--- Records provided Enclosed Below ---

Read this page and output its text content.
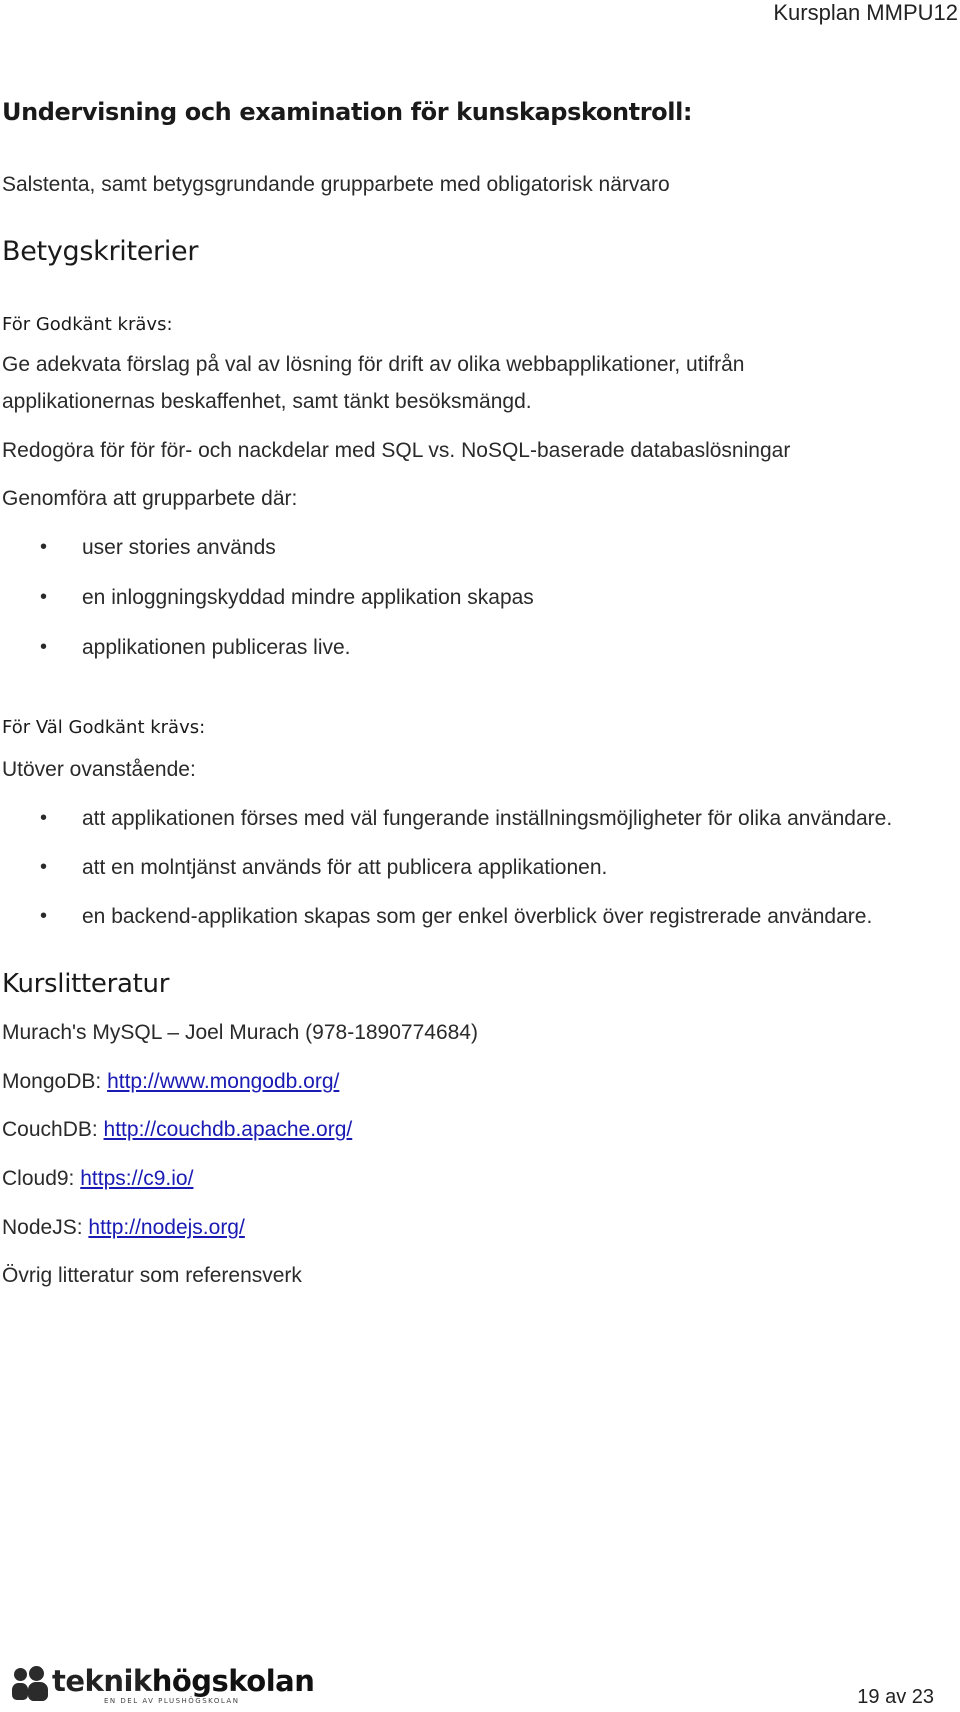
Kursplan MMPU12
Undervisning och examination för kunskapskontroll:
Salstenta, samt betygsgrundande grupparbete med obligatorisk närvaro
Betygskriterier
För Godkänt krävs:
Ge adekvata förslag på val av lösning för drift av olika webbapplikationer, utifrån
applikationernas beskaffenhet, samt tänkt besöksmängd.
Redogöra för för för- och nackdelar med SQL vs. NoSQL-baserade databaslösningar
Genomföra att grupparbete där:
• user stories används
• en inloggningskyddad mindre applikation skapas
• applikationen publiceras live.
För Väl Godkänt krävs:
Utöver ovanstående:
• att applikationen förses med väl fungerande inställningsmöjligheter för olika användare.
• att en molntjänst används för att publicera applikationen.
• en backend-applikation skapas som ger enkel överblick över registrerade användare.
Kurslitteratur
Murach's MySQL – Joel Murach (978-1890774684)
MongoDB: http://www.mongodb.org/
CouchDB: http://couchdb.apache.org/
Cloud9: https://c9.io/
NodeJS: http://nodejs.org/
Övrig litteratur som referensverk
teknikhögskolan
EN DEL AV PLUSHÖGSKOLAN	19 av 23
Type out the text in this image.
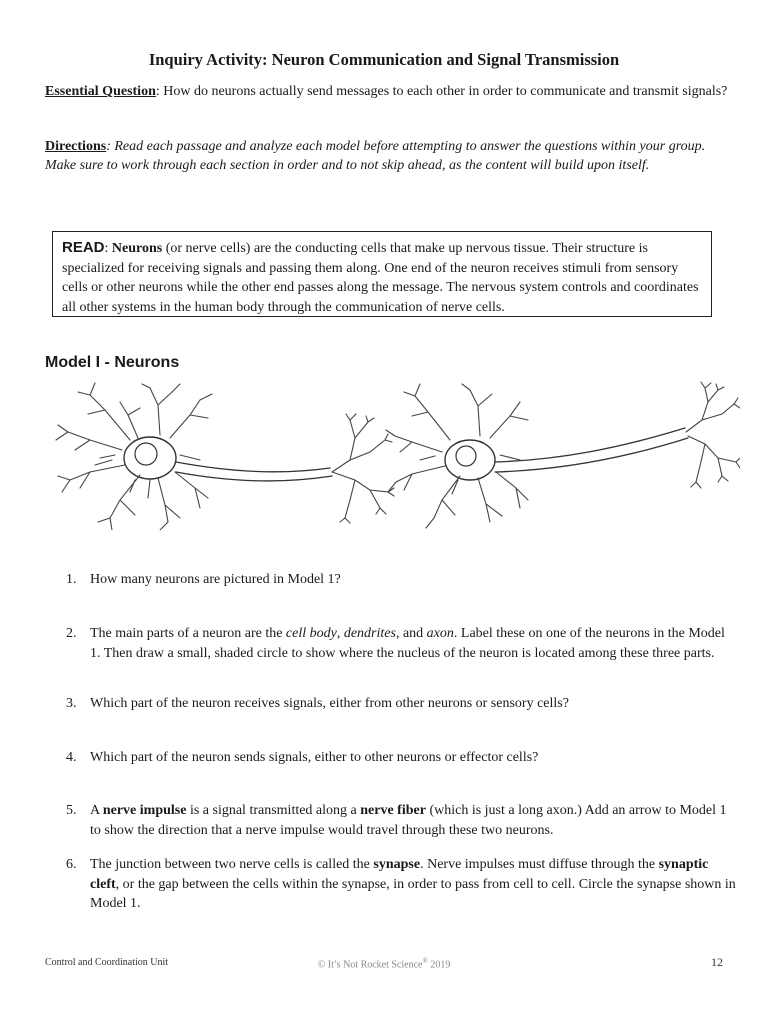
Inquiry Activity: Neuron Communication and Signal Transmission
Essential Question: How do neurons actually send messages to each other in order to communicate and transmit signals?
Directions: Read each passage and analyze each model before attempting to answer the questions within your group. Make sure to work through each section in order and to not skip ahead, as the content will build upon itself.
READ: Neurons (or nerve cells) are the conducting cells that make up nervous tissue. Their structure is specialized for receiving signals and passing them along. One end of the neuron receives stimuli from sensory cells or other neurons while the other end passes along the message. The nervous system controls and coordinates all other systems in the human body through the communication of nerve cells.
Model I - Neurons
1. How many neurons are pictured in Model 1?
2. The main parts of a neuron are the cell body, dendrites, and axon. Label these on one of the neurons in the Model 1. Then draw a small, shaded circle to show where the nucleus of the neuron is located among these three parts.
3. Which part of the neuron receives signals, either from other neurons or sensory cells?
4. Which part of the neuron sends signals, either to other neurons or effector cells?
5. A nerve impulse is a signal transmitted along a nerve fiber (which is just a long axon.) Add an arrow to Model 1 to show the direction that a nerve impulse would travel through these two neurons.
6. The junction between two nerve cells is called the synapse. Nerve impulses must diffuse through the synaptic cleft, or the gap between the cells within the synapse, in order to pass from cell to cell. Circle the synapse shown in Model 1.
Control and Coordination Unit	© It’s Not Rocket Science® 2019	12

--- End of Enclosed Records provided ---

- _What the task requires_
Reproduce all of the material exactly, apart from the pictures.

- _Solution below_
Read this page and output its text content.
Kursplan MMPU12
Undervisning och examination för kunskapskontroll:
Salstenta, samt betygsgrundande grupparbete med obligatorisk närvaro
Betygskriterier
För Godkänt krävs:
Ge adekvata förslag på val av lösning för drift av olika webbapplikationer, utifrån
applikationernas beskaffenhet, samt tänkt besöksmängd.
Redogöra för för för- och nackdelar med SQL vs. NoSQL-baserade databaslösningar
Genomföra att grupparbete där:
• user stories används
• en inloggningskyddad mindre applikation skapas
• applikationen publiceras live.
För Väl Godkänt krävs:
Utöver ovanstående:
• att applikationen förses med väl fungerande inställningsmöjligheter för olika användare.
• att en molntjänst används för att publicera applikationen.
• en backend-applikation skapas som ger enkel överblick över registrerade användare.
Kurslitteratur
Murach's MySQL – Joel Murach (978-1890774684)
MongoDB: http://www.mongodb.org/
CouchDB: http://couchdb.apache.org/
Cloud9: https://c9.io/
NodeJS: http://nodejs.org/
Övrig litteratur som referensverk
teknikhögskolan
EN DEL AV PLUSHÖGSKOLAN	19 av 23
Type out the text in this image.
Inquiry Activity: Neuron Communication and Signal Transmission
Essential Question: How do neurons actually send messages to each other in order to communicate and transmit signals?
Directions: Read each passage and analyze each model before attempting to answer the questions within your group. Make sure to work through each section in order and to not skip ahead, as the content will build upon itself.
READ: Neurons (or nerve cells) are the conducting cells that make up nervous tissue. Their structure is specialized for receiving signals and passing them along. One end of the neuron receives stimuli from sensory cells or other neurons while the other end passes along the message. The nervous system controls and coordinates all other systems in the human body through the communication of nerve cells.
Model I - Neurons
1. How many neurons are pictured in Model 1?
2. The main parts of a neuron are the cell body, dendrites, and axon. Label these on one of the neurons in the Model 1. Then draw a small, shaded circle to show where the nucleus of the neuron is located among these three parts.
3. Which part of the neuron receives signals, either from other neurons or sensory cells?
4. Which part of the neuron sends signals, either to other neurons or effector cells?
5. A nerve impulse is a signal transmitted along a nerve fiber (which is just a long axon.) Add an arrow to Model 1 to show the direction that a nerve impulse would travel through these two neurons.
6. The junction between two nerve cells is called the synapse. Nerve impulses must diffuse through the synaptic cleft, or the gap between the cells within the synapse, in order to pass from cell to cell. Circle the synapse shown in Model 1.
Control and Coordination Unit	© It’s Not Rocket Science® 2019	12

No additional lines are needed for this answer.